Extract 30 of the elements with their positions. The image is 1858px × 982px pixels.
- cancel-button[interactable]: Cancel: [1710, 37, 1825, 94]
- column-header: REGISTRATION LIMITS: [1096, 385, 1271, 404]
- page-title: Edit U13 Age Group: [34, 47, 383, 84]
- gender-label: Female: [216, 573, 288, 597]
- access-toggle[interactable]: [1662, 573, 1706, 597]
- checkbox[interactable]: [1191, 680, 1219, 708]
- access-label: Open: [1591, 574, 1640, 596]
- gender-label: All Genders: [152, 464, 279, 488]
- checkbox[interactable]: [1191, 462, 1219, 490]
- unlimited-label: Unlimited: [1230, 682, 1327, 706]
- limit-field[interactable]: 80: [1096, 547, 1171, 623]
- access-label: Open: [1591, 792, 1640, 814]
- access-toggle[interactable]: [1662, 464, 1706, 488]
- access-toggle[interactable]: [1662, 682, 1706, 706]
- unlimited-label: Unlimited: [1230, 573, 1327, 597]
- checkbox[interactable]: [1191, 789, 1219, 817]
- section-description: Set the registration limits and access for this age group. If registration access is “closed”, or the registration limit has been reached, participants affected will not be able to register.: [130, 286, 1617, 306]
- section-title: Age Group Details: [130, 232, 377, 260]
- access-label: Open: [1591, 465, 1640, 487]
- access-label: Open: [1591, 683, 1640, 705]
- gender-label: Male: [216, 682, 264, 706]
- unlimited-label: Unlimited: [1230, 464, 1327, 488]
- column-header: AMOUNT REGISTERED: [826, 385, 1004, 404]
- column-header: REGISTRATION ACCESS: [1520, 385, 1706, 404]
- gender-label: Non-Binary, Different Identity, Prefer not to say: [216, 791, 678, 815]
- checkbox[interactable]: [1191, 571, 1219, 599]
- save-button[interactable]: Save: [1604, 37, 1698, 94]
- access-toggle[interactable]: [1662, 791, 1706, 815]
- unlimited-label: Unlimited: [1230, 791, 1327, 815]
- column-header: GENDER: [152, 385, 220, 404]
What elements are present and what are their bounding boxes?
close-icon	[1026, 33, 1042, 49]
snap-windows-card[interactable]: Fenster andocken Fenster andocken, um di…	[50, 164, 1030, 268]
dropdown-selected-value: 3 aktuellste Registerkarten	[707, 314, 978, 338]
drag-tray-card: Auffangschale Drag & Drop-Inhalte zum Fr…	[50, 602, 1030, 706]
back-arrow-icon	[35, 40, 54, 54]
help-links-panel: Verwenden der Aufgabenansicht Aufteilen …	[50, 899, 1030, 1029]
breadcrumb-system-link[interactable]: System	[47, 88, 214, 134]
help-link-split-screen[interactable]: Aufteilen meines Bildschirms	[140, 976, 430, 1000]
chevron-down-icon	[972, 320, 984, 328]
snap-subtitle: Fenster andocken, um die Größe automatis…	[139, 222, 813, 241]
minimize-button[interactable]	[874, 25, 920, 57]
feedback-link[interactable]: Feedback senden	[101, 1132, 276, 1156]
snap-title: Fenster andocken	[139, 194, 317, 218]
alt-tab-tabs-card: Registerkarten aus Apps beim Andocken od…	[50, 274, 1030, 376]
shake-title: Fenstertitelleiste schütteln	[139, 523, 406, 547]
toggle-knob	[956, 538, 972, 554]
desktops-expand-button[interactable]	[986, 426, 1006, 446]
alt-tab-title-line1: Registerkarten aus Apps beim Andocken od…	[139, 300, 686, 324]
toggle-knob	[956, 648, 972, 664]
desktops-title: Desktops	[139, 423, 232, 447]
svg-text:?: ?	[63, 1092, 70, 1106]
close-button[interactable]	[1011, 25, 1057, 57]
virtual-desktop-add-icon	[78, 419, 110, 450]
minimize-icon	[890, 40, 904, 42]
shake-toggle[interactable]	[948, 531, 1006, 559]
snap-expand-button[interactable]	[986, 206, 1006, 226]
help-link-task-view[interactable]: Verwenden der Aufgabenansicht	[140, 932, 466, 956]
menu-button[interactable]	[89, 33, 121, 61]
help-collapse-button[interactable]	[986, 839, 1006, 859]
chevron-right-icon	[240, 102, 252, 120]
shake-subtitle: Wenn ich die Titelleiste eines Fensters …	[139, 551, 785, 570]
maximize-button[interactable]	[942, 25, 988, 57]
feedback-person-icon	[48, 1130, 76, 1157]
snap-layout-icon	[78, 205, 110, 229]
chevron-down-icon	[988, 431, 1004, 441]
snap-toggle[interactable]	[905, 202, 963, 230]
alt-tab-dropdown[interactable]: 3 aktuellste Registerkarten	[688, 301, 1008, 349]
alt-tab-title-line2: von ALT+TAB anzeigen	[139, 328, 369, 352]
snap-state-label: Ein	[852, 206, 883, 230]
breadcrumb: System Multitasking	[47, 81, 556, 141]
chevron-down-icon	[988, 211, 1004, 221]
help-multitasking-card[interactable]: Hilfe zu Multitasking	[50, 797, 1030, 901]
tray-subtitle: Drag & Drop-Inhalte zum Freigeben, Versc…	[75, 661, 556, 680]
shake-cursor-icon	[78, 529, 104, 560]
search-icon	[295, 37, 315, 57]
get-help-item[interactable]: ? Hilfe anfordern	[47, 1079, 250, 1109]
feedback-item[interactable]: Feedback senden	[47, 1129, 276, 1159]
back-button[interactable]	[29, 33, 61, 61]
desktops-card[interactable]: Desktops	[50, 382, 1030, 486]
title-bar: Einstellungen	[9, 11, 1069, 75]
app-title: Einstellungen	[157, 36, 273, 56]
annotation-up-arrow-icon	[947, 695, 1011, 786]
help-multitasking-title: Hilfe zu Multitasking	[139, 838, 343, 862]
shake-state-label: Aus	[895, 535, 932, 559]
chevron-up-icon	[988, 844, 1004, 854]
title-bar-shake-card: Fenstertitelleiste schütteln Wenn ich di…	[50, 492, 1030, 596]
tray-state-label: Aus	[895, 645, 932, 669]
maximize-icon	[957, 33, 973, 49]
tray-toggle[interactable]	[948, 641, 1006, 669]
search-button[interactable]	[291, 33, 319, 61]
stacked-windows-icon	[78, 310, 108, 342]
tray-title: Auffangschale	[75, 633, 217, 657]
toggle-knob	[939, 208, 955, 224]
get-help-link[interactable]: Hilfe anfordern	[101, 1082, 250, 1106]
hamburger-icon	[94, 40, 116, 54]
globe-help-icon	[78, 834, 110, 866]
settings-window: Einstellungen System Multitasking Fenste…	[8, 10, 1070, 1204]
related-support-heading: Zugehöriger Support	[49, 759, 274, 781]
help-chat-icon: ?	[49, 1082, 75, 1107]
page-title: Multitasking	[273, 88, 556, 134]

WHAT IS NEEDED:
Write out all of the data above again, line for line, changing nothing.

CORRECT ANSWER:
Extract 30 of the elements with their positions. The image is 1858px × 982px pixels.
- cancel-button[interactable]: Cancel: [1710, 37, 1825, 94]
- column-header: REGISTRATION LIMITS: [1096, 385, 1271, 404]
- page-title: Edit U13 Age Group: [34, 47, 383, 84]
- gender-label: Female: [216, 573, 288, 597]
- access-toggle[interactable]: [1662, 573, 1706, 597]
- checkbox[interactable]: [1191, 680, 1219, 708]
- access-label: Open: [1591, 574, 1640, 596]
- gender-label: All Genders: [152, 464, 279, 488]
- checkbox[interactable]: [1191, 462, 1219, 490]
- unlimited-label: Unlimited: [1230, 682, 1327, 706]
- limit-field[interactable]: 80: [1096, 547, 1171, 623]
- access-label: Open: [1591, 792, 1640, 814]
- access-toggle[interactable]: [1662, 464, 1706, 488]
- access-toggle[interactable]: [1662, 682, 1706, 706]
- unlimited-label: Unlimited: [1230, 573, 1327, 597]
- checkbox[interactable]: [1191, 789, 1219, 817]
- section-description: Set the registration limits and access for this age group. If registration access is “closed”, or the registration limit has been reached, participants affected will not be able to register.: [130, 286, 1617, 306]
- section-title: Age Group Details: [130, 232, 377, 260]
- access-label: Open: [1591, 465, 1640, 487]
- access-label: Open: [1591, 683, 1640, 705]
- gender-label: Male: [216, 682, 264, 706]
- unlimited-label: Unlimited: [1230, 464, 1327, 488]
- column-header: AMOUNT REGISTERED: [826, 385, 1004, 404]
- column-header: REGISTRATION ACCESS: [1520, 385, 1706, 404]
- gender-label: Non-Binary, Different Identity, Prefer not to say: [216, 791, 678, 815]
- checkbox[interactable]: [1191, 571, 1219, 599]
- save-button[interactable]: Save: [1604, 37, 1698, 94]
- access-toggle[interactable]: [1662, 791, 1706, 815]
- unlimited-label: Unlimited: [1230, 791, 1327, 815]
- column-header: GENDER: [152, 385, 220, 404]
What elements are present and what are their bounding boxes?
close-icon	[1026, 33, 1042, 49]
snap-windows-card[interactable]: Fenster andocken Fenster andocken, um di…	[50, 164, 1030, 268]
dropdown-selected-value: 3 aktuellste Registerkarten	[707, 314, 978, 338]
drag-tray-card: Auffangschale Drag & Drop-Inhalte zum Fr…	[50, 602, 1030, 706]
back-arrow-icon	[35, 40, 54, 54]
help-links-panel: Verwenden der Aufgabenansicht Aufteilen …	[50, 899, 1030, 1029]
breadcrumb-system-link[interactable]: System	[47, 88, 214, 134]
help-link-split-screen[interactable]: Aufteilen meines Bildschirms	[140, 976, 430, 1000]
chevron-down-icon	[972, 320, 984, 328]
snap-subtitle: Fenster andocken, um die Größe automatis…	[139, 222, 813, 241]
minimize-button[interactable]	[874, 25, 920, 57]
feedback-link[interactable]: Feedback senden	[101, 1132, 276, 1156]
snap-title: Fenster andocken	[139, 194, 317, 218]
alt-tab-tabs-card: Registerkarten aus Apps beim Andocken od…	[50, 274, 1030, 376]
shake-title: Fenstertitelleiste schütteln	[139, 523, 406, 547]
toggle-knob	[956, 538, 972, 554]
desktops-expand-button[interactable]	[986, 426, 1006, 446]
alt-tab-title-line1: Registerkarten aus Apps beim Andocken od…	[139, 300, 686, 324]
toggle-knob	[956, 648, 972, 664]
desktops-title: Desktops	[139, 423, 232, 447]
svg-text:?: ?	[63, 1092, 70, 1106]
close-button[interactable]	[1011, 25, 1057, 57]
virtual-desktop-add-icon	[78, 419, 110, 450]
minimize-icon	[890, 40, 904, 42]
shake-toggle[interactable]	[948, 531, 1006, 559]
snap-expand-button[interactable]	[986, 206, 1006, 226]
help-link-task-view[interactable]: Verwenden der Aufgabenansicht	[140, 932, 466, 956]
menu-button[interactable]	[89, 33, 121, 61]
help-collapse-button[interactable]	[986, 839, 1006, 859]
chevron-right-icon	[240, 102, 252, 120]
shake-subtitle: Wenn ich die Titelleiste eines Fensters …	[139, 551, 785, 570]
maximize-button[interactable]	[942, 25, 988, 57]
feedback-person-icon	[48, 1130, 76, 1157]
snap-layout-icon	[78, 205, 110, 229]
chevron-down-icon	[988, 431, 1004, 441]
snap-toggle[interactable]	[905, 202, 963, 230]
alt-tab-dropdown[interactable]: 3 aktuellste Registerkarten	[688, 301, 1008, 349]
alt-tab-title-line2: von ALT+TAB anzeigen	[139, 328, 369, 352]
snap-state-label: Ein	[852, 206, 883, 230]
breadcrumb: System Multitasking	[47, 81, 556, 141]
chevron-down-icon	[988, 211, 1004, 221]
help-multitasking-card[interactable]: Hilfe zu Multitasking	[50, 797, 1030, 901]
tray-subtitle: Drag & Drop-Inhalte zum Freigeben, Versc…	[75, 661, 556, 680]
shake-cursor-icon	[78, 529, 104, 560]
search-icon	[295, 37, 315, 57]
get-help-item[interactable]: ? Hilfe anfordern	[47, 1079, 250, 1109]
feedback-item[interactable]: Feedback senden	[47, 1129, 276, 1159]
back-button[interactable]	[29, 33, 61, 61]
desktops-card[interactable]: Desktops	[50, 382, 1030, 486]
title-bar: Einstellungen	[9, 11, 1069, 75]
app-title: Einstellungen	[157, 36, 273, 56]
annotation-up-arrow-icon	[947, 695, 1011, 786]
help-multitasking-title: Hilfe zu Multitasking	[139, 838, 343, 862]
shake-state-label: Aus	[895, 535, 932, 559]
chevron-up-icon	[988, 844, 1004, 854]
title-bar-shake-card: Fenstertitelleiste schütteln Wenn ich di…	[50, 492, 1030, 596]
tray-state-label: Aus	[895, 645, 932, 669]
maximize-icon	[957, 33, 973, 49]
tray-toggle[interactable]	[948, 641, 1006, 669]
search-button[interactable]	[291, 33, 319, 61]
stacked-windows-icon	[78, 310, 108, 342]
tray-title: Auffangschale	[75, 633, 217, 657]
toggle-knob	[939, 208, 955, 224]
get-help-link[interactable]: Hilfe anfordern	[101, 1082, 250, 1106]
hamburger-icon	[94, 40, 116, 54]
globe-help-icon	[78, 834, 110, 866]
settings-window: Einstellungen System Multitasking Fenste…	[8, 10, 1070, 1204]
related-support-heading: Zugehöriger Support	[49, 759, 274, 781]
help-chat-icon: ?	[49, 1082, 75, 1107]
page-title: Multitasking	[273, 88, 556, 134]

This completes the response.